● **Job**: In the listing below, count each line containing "Közlemények" and answer with the count only.

● **Task inputs**:

====

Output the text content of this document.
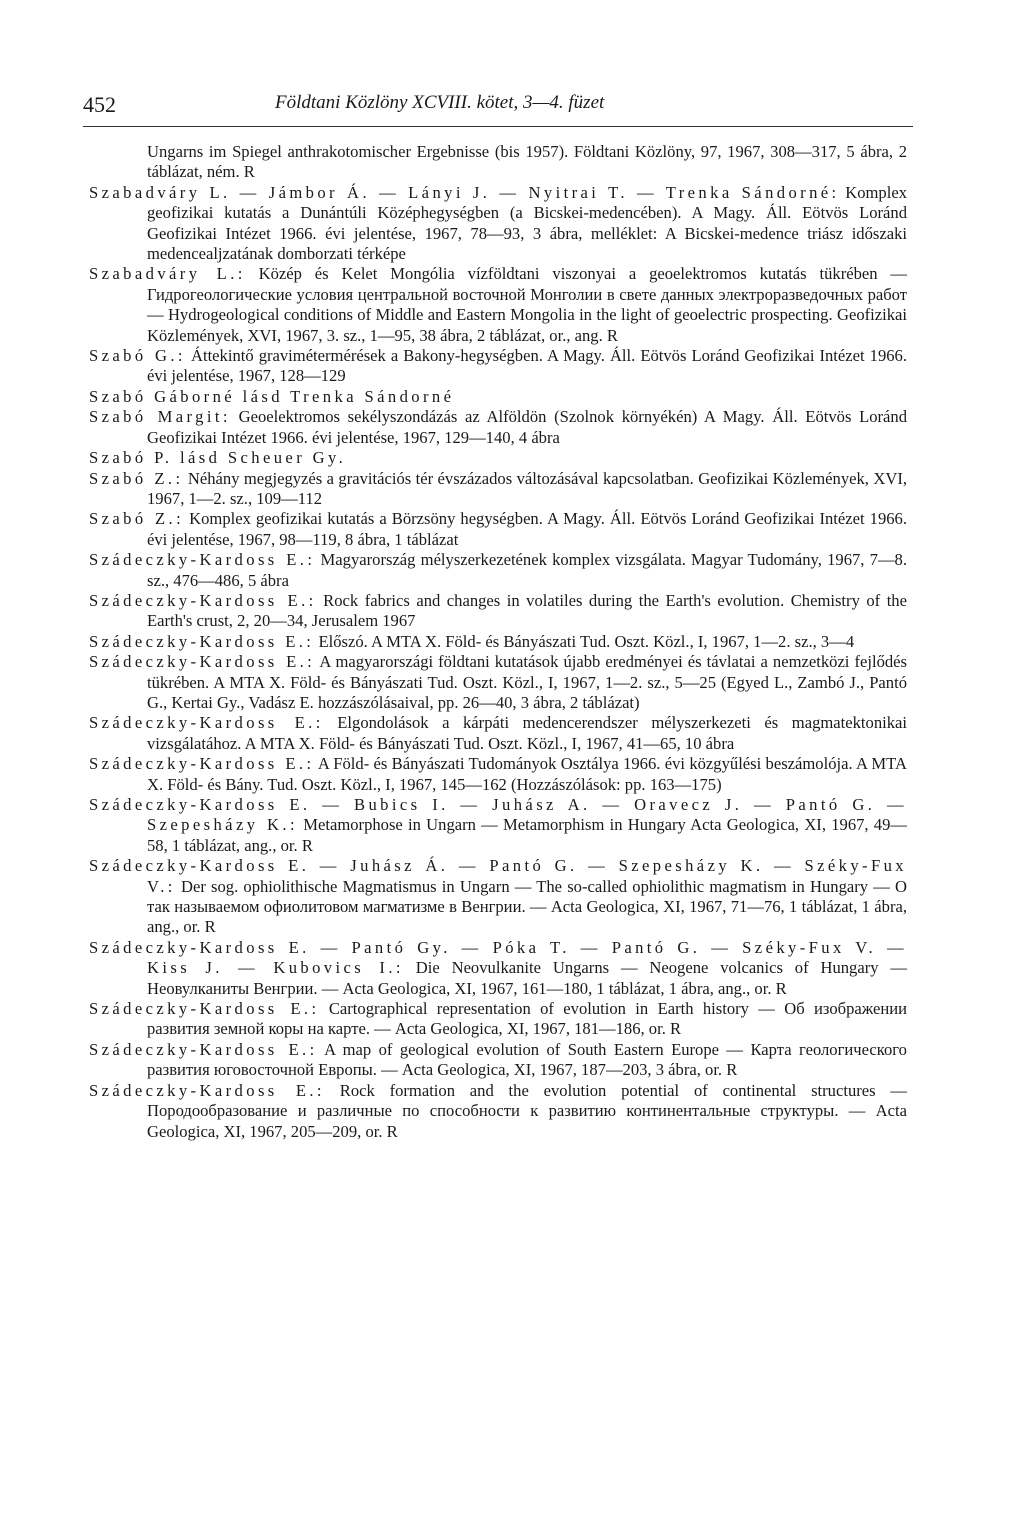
452	Földtani Közlöny XCVIII. kötet, 3—4. füzet

Ungarns im Spiegel anthrakotomischer Ergebnisse (bis 1957). Földtani Közlöny, 97, 1967, 308—317, 5 ábra, 2 táblázat, ném. R

Szabadváry L. — Jámbor Á. — Lányi J. — Nyitrai T. — Trenka Sándorné: Komplex geofizikai kutatás a Dunántúli Középhegységben (a Bicskei-medencében). A Magy. Áll. Eötvös Loránd Geofizikai Intézet 1966. évi jelentése, 1967, 78—93, 3 ábra, melléklet: A Bicskei-medence triász időszaki medencealjzatának domborzati térképe

Szabadváry L.: Közép és Kelet Mongólia vízföldtani viszonyai a geoelektromos kutatás tükrében — Гидрогеологические условия центральной восточной Монголии в свете данных электроразведочных работ — Hydrogeological conditions of Middle and Eastern Mongolia in the light of geoelectric prospecting. Geofizikai Közlemények, XVI, 1967, 3. sz., 1—95, 38 ábra, 2 táblázat, or., ang. R

Szabó G.: Áttekintő gravimétermérések a Bakony-hegységben. A Magy. Áll. Eötvös Loránd Geofizikai Intézet 1966. évi jelentése, 1967, 128—129

Szabó Gáborné lásd Trenka Sándorné

Szabó Margit: Geoelektromos sekélyszondázás az Alföldön (Szolnok környékén) A Magy. Áll. Eötvös Loránd Geofizikai Intézet 1966. évi jelentése, 1967, 129—140, 4 ábra

Szabó P. lásd Scheuer Gy.

Szabó Z.: Néhány megjegyzés a gravitációs tér évszázados változásával kapcsolatban. Geofizikai Közlemények, XVI, 1967, 1—2. sz., 109—112

Szabó Z.: Komplex geofizikai kutatás a Börzsöny hegységben. A Magy. Áll. Eötvös Loránd Geofizikai Intézet 1966. évi jelentése, 1967, 98—119, 8 ábra, 1 táblázat

Szádeczky-Kardoss E.: Magyarország mélyszerkezetének komplex vizsgálata. Magyar Tudomány, 1967, 7—8. sz., 476—486, 5 ábra

Szádeczky-Kardoss E.: Rock fabrics and changes in volatiles during the Earth's evolution. Chemistry of the Earth's crust, 2, 20—34, Jerusalem 1967

Szádeczky-Kardoss E.: Előszó. A MTA X. Föld- és Bányászati Tud. Oszt. Közl., I, 1967, 1—2. sz., 3—4

Szádeczky-Kardoss E.: A magyarországi földtani kutatások újabb eredményei és távlatai a nemzetközi fejlődés tükrében. A MTA X. Föld- és Bányászati Tud. Oszt. Közl., I, 1967, 1—2. sz., 5—25 (Egyed L., Zambó J., Pantó G., Kertai Gy., Vadász E. hozzászólásaival, pp. 26—40, 3 ábra, 2 táblázat)

Szádeczky-Kardoss E.: Elgondolások a kárpáti medencerendszer mélyszerkezeti és magmatektonikai vizsgálatához. A MTA X. Föld- és Bányászati Tud. Oszt. Közl., I, 1967, 41—65, 10 ábra

Szádeczky-Kardoss E.: A Föld- és Bányászati Tudományok Osztálya 1966. évi közgyűlési beszámolója. A MTA X. Föld- és Bány. Tud. Oszt. Közl., I, 1967, 145—162 (Hozzászólások: pp. 163—175)

Szádeczky-Kardoss E. — Bubics I. — Juhász A. — Oravecz J. — Pantó G. — Szepesházy K.: Metamorphose in Ungarn — Metamorphism in Hungary Acta Geologica, XI, 1967, 49—58, 1 táblázat, ang., or. R

Szádeczky-Kardoss E. — Juhász Á. — Pantó G. — Szepesházy K. — Széky-Fux V.: Der sog. ophiolithische Magmatismus in Ungarn — The so-called ophiolithic magmatism in Hungary — О так называемом офиолитовом магматизме в Венгрии. — Acta Geologica, XI, 1967, 71—76, 1 táblázat, 1 ábra, ang., or. R

Szádeczky-Kardoss E. — Pantó Gy. — Póka T. — Pantó G. — Széky-Fux V. — Kiss J. — Kubovics I.: Die Neovulkanite Ungarns — Neogene volcanics of Hungary — Неовулканиты Венгрии. — Acta Geologica, XI, 1967, 161—180, 1 táblázat, 1 ábra, ang., or. R

Szádeczky-Kardoss E.: Cartographical representation of evolution in Earth history — Об изображении развития земной коры на карте. — Acta Geologica, XI, 1967, 181—186, or. R

Szádeczky-Kardoss E.: A map of geological evolution of South Eastern Europe — Карта геологического развития юговосточной Европы. — Acta Geologica, XI, 1967, 187—203, 3 ábra, or. R

Szádeczky-Kardoss E.: Rock formation and the evolution potential of continental structures — Породообразование и различные по способности к развитию континентальные структуры. — Acta Geologica, XI, 1967, 205—209, or. R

====

● **Answer to this task**: 2